● The request: Check each line of the entries below for the string "title"; copy every line where it appears.

● Given information:
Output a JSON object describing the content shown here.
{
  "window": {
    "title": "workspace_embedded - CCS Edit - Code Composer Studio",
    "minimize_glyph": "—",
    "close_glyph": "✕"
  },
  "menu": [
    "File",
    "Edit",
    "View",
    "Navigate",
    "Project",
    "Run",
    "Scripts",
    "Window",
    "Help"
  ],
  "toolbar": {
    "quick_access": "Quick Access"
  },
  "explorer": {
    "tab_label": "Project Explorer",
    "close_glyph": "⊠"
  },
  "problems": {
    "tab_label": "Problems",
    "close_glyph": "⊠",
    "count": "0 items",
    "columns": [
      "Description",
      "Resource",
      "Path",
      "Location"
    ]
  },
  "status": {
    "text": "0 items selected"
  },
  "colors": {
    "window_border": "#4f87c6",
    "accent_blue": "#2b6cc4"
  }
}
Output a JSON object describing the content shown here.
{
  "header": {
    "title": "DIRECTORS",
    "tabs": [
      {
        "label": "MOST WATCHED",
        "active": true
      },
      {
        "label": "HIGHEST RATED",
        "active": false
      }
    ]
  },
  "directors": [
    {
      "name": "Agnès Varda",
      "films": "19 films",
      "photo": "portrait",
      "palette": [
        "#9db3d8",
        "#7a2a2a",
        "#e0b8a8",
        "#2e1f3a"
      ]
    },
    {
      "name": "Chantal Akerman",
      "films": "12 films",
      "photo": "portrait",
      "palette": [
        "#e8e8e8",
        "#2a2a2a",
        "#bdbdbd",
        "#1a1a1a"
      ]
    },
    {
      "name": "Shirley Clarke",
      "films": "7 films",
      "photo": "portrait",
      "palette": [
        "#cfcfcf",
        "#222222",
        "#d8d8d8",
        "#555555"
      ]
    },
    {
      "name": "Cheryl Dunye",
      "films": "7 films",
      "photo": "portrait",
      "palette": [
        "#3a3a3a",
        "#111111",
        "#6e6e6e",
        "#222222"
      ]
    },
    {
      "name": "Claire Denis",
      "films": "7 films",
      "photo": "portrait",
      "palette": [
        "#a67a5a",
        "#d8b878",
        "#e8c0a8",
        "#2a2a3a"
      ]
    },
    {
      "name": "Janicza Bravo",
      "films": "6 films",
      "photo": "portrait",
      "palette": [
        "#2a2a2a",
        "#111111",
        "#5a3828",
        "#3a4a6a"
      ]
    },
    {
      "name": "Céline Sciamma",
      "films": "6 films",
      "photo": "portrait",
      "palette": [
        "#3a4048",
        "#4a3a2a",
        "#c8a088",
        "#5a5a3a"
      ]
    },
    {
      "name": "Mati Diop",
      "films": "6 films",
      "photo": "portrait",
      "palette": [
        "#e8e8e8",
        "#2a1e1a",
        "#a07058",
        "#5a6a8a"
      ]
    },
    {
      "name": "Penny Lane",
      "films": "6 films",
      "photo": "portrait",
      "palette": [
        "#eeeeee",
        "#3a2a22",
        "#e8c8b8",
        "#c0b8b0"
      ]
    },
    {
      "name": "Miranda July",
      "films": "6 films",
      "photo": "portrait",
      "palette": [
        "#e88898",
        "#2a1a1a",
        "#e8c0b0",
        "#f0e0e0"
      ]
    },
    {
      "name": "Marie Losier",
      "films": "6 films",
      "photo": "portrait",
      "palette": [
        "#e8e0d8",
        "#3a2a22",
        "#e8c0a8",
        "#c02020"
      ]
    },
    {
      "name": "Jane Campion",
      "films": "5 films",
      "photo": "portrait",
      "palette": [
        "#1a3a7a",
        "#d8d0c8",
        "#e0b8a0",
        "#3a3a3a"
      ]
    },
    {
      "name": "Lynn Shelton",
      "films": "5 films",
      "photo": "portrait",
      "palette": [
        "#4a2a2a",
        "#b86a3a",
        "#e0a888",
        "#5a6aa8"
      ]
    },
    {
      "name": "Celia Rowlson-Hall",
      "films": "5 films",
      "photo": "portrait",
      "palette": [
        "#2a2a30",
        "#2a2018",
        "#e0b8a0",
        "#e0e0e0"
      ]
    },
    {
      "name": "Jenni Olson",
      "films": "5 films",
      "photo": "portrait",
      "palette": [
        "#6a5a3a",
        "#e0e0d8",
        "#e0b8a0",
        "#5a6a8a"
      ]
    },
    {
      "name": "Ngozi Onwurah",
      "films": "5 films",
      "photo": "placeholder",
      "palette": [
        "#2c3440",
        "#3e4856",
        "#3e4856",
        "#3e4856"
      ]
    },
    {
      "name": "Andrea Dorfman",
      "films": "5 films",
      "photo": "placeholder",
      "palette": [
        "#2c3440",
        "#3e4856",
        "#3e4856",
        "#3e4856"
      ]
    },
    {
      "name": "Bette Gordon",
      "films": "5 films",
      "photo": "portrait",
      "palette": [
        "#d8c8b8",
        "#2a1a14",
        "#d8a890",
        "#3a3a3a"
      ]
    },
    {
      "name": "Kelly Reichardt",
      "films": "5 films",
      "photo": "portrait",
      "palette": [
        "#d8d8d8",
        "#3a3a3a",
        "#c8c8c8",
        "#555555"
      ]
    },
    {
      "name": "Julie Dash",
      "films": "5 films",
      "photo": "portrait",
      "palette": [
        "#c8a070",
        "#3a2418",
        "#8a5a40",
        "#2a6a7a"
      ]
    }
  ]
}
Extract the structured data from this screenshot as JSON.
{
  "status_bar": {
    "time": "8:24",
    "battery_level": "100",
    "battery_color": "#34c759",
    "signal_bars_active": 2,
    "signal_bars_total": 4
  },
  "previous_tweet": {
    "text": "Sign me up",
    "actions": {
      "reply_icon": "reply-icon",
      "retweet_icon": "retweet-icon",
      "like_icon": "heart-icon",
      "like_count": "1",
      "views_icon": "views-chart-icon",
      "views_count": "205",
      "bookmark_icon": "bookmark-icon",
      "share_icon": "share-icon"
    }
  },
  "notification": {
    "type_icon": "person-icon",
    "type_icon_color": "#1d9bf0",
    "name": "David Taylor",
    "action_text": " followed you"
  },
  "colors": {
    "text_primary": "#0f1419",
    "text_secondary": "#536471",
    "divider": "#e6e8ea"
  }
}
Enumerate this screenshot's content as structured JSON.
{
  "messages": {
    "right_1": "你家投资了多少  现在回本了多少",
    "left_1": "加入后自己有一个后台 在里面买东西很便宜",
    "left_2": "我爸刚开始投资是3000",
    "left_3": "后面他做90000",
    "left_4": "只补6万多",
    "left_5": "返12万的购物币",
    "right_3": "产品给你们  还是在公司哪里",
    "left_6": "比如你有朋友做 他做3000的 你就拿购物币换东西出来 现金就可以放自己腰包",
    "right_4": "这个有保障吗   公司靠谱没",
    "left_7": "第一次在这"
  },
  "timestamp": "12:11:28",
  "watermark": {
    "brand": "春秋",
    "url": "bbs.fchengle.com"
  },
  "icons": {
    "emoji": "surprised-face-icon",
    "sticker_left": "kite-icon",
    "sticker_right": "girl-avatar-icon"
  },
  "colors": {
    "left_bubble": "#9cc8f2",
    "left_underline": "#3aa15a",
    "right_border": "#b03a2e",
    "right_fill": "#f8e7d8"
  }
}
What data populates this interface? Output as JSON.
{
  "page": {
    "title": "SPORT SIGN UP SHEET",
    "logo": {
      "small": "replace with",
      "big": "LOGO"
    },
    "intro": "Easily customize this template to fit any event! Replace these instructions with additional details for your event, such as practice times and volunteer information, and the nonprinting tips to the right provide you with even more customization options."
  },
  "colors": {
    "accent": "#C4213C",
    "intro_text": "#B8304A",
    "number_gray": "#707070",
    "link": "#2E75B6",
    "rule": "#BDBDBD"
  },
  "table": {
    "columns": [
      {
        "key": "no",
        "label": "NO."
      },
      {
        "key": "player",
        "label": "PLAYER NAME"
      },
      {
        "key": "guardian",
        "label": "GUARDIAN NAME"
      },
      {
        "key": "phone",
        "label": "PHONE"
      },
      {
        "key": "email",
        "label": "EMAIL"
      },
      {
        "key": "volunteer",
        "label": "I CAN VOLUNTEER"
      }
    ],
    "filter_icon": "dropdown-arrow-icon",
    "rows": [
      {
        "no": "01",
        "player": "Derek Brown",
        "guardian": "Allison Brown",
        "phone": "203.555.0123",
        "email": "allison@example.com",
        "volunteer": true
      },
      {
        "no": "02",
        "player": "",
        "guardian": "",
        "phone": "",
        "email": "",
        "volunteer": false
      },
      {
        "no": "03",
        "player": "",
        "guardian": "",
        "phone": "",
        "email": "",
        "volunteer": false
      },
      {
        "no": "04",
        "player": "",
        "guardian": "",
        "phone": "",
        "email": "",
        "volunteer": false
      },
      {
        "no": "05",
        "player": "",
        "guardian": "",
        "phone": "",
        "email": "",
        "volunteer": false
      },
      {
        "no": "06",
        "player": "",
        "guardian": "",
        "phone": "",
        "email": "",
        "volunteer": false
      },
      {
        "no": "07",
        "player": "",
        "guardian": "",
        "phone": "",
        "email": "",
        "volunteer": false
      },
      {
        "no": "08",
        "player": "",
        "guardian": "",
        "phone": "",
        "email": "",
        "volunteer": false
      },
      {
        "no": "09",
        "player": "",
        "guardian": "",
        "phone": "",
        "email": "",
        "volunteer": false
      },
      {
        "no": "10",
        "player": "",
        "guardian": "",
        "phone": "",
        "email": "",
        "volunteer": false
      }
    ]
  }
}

● Response for this exercise:
    "title": "workspace_embedded - CCS Edit - Code Composer Studio",
    "title": "DIRECTORS",
    "title": "SPORT SIGN UP SHEET",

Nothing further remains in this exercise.